*Given task*
Show every line containing "janv" by copying it.
+++ Data to process +++
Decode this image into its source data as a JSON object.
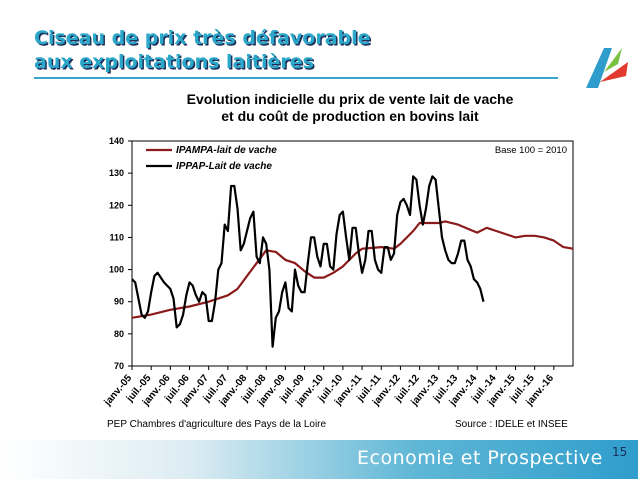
{
  "slide": {
    "title_line1": "Ciseau de prix très défavorable",
    "title_line2": "aux exploitations laitières",
    "footer_left": "PEP Chambres d'agriculture des Pays de la Loire",
    "footer_right": "Source : IDELE et INSEE",
    "band_label": "Economie et Prospective",
    "page_number": "15"
  },
  "colors": {
    "title": "#2ba7c9",
    "title_shadow": "#1d2f5a",
    "ipampa": "#8b1a1a",
    "ippap": "#000000"
  },
  "chart_data": {
    "type": "line",
    "title_line1": "Evolution indicielle du prix de vente lait de vache",
    "title_line2": "et du coût de production en bovins lait",
    "annotation": "Base 100 = 2010",
    "legend_position": "top-left",
    "ylim": [
      70,
      140
    ],
    "yticks": [
      "70",
      "80",
      "90",
      "100",
      "110",
      "120",
      "130",
      "140"
    ],
    "x_start": "2005-01",
    "x_end": "2016-07",
    "xticks": [
      {
        "label": "janv.-05",
        "m": 0
      },
      {
        "label": "juil.-05",
        "m": 6
      },
      {
        "label": "janv.-06",
        "m": 12
      },
      {
        "label": "juil.-06",
        "m": 18
      },
      {
        "label": "janv.-07",
        "m": 24
      },
      {
        "label": "juil.-07",
        "m": 30
      },
      {
        "label": "janv.-08",
        "m": 36
      },
      {
        "label": "juil.-08",
        "m": 42
      },
      {
        "label": "janv.-09",
        "m": 48
      },
      {
        "label": "juil.-09",
        "m": 54
      },
      {
        "label": "janv.-10",
        "m": 60
      },
      {
        "label": "juil.-10",
        "m": 66
      },
      {
        "label": "janv.-11",
        "m": 72
      },
      {
        "label": "juil.-11",
        "m": 78
      },
      {
        "label": "janv.-12",
        "m": 84
      },
      {
        "label": "juil.-12",
        "m": 90
      },
      {
        "label": "janv.-13",
        "m": 96
      },
      {
        "label": "juil.-13",
        "m": 102
      },
      {
        "label": "janv.-14",
        "m": 108
      },
      {
        "label": "juil.-14",
        "m": 114
      },
      {
        "label": "janv.-15",
        "m": 120
      },
      {
        "label": "juil.-15",
        "m": 126
      },
      {
        "label": "janv.-16",
        "m": 132
      }
    ],
    "series": [
      {
        "name": "IPAMPA-lait de vache",
        "color": "#8b1a1a",
        "points": [
          [
            0,
            85
          ],
          [
            6,
            86
          ],
          [
            12,
            87.5
          ],
          [
            18,
            88.5
          ],
          [
            24,
            90
          ],
          [
            30,
            92
          ],
          [
            33,
            94
          ],
          [
            36,
            98
          ],
          [
            42,
            106
          ],
          [
            45,
            105.5
          ],
          [
            48,
            103
          ],
          [
            51,
            102
          ],
          [
            54,
            99.5
          ],
          [
            57,
            97.5
          ],
          [
            60,
            97.5
          ],
          [
            63,
            99
          ],
          [
            66,
            101
          ],
          [
            70,
            105
          ],
          [
            72,
            106.5
          ],
          [
            78,
            107
          ],
          [
            82,
            106.5
          ],
          [
            84,
            108
          ],
          [
            88,
            112
          ],
          [
            90,
            114.5
          ],
          [
            96,
            114.5
          ],
          [
            98,
            115
          ],
          [
            102,
            114
          ],
          [
            108,
            111.5
          ],
          [
            111,
            113
          ],
          [
            114,
            112
          ],
          [
            120,
            110
          ],
          [
            123,
            110.5
          ],
          [
            126,
            110.5
          ],
          [
            129,
            110
          ],
          [
            132,
            109
          ],
          [
            135,
            107
          ],
          [
            138,
            106.5
          ]
        ]
      },
      {
        "name": "IPPAP-Lait de vache",
        "color": "#000000",
        "points": [
          [
            0,
            97
          ],
          [
            1,
            96
          ],
          [
            3,
            86
          ],
          [
            4,
            85
          ],
          [
            5,
            87
          ],
          [
            6,
            93
          ],
          [
            7,
            98
          ],
          [
            8,
            99
          ],
          [
            10,
            96
          ],
          [
            12,
            94
          ],
          [
            13,
            91
          ],
          [
            14,
            82
          ],
          [
            15,
            83
          ],
          [
            16,
            86
          ],
          [
            17,
            92
          ],
          [
            18,
            96
          ],
          [
            19,
            95
          ],
          [
            20,
            92
          ],
          [
            21,
            90
          ],
          [
            22,
            93
          ],
          [
            23,
            92
          ],
          [
            24,
            84
          ],
          [
            25,
            84
          ],
          [
            26,
            90
          ],
          [
            27,
            100
          ],
          [
            28,
            102
          ],
          [
            29,
            114
          ],
          [
            30,
            112
          ],
          [
            31,
            126
          ],
          [
            32,
            126
          ],
          [
            33,
            119
          ],
          [
            34,
            106
          ],
          [
            35,
            108
          ],
          [
            36,
            112
          ],
          [
            37,
            116
          ],
          [
            38,
            118
          ],
          [
            39,
            104
          ],
          [
            40,
            102
          ],
          [
            41,
            110
          ],
          [
            42,
            108
          ],
          [
            43,
            100
          ],
          [
            44,
            76
          ],
          [
            45,
            85
          ],
          [
            46,
            87
          ],
          [
            47,
            93
          ],
          [
            48,
            96
          ],
          [
            49,
            88
          ],
          [
            50,
            87
          ],
          [
            51,
            100
          ],
          [
            52,
            95
          ],
          [
            53,
            93
          ],
          [
            54,
            93
          ],
          [
            55,
            102
          ],
          [
            56,
            110
          ],
          [
            57,
            110
          ],
          [
            58,
            104
          ],
          [
            59,
            101
          ],
          [
            60,
            108
          ],
          [
            61,
            108
          ],
          [
            62,
            101
          ],
          [
            63,
            100
          ],
          [
            64,
            111
          ],
          [
            65,
            117
          ],
          [
            66,
            118
          ],
          [
            67,
            110
          ],
          [
            68,
            103
          ],
          [
            69,
            113
          ],
          [
            70,
            113
          ],
          [
            71,
            105
          ],
          [
            72,
            99
          ],
          [
            73,
            103
          ],
          [
            74,
            112
          ],
          [
            75,
            112
          ],
          [
            76,
            103
          ],
          [
            77,
            100
          ],
          [
            78,
            99
          ],
          [
            79,
            107
          ],
          [
            80,
            107
          ],
          [
            81,
            103
          ],
          [
            82,
            105
          ],
          [
            83,
            117
          ],
          [
            84,
            121
          ],
          [
            85,
            122
          ],
          [
            86,
            120
          ],
          [
            87,
            117
          ],
          [
            88,
            129
          ],
          [
            89,
            128
          ],
          [
            90,
            120
          ],
          [
            91,
            114
          ],
          [
            92,
            119
          ],
          [
            93,
            126
          ],
          [
            94,
            129
          ],
          [
            95,
            128
          ],
          [
            96,
            119
          ],
          [
            97,
            110
          ],
          [
            98,
            106
          ],
          [
            99,
            103
          ],
          [
            100,
            102
          ],
          [
            101,
            102
          ],
          [
            102,
            105
          ],
          [
            103,
            109
          ],
          [
            104,
            109
          ],
          [
            105,
            103
          ],
          [
            106,
            101
          ],
          [
            107,
            97
          ],
          [
            108,
            96
          ],
          [
            109,
            94
          ],
          [
            110,
            90
          ]
        ]
      }
    ]
  }
}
+++
*Worked answer*
        "label": "janv.-05",
        "label": "janv.-06",
        "label": "janv.-07",
        "label": "janv.-08",
        "label": "janv.-09",
        "label": "janv.-10",
        "label": "janv.-11",
        "label": "janv.-12",
        "label": "janv.-13",
        "label": "janv.-14",
        "label": "janv.-15",
        "label": "janv.-16",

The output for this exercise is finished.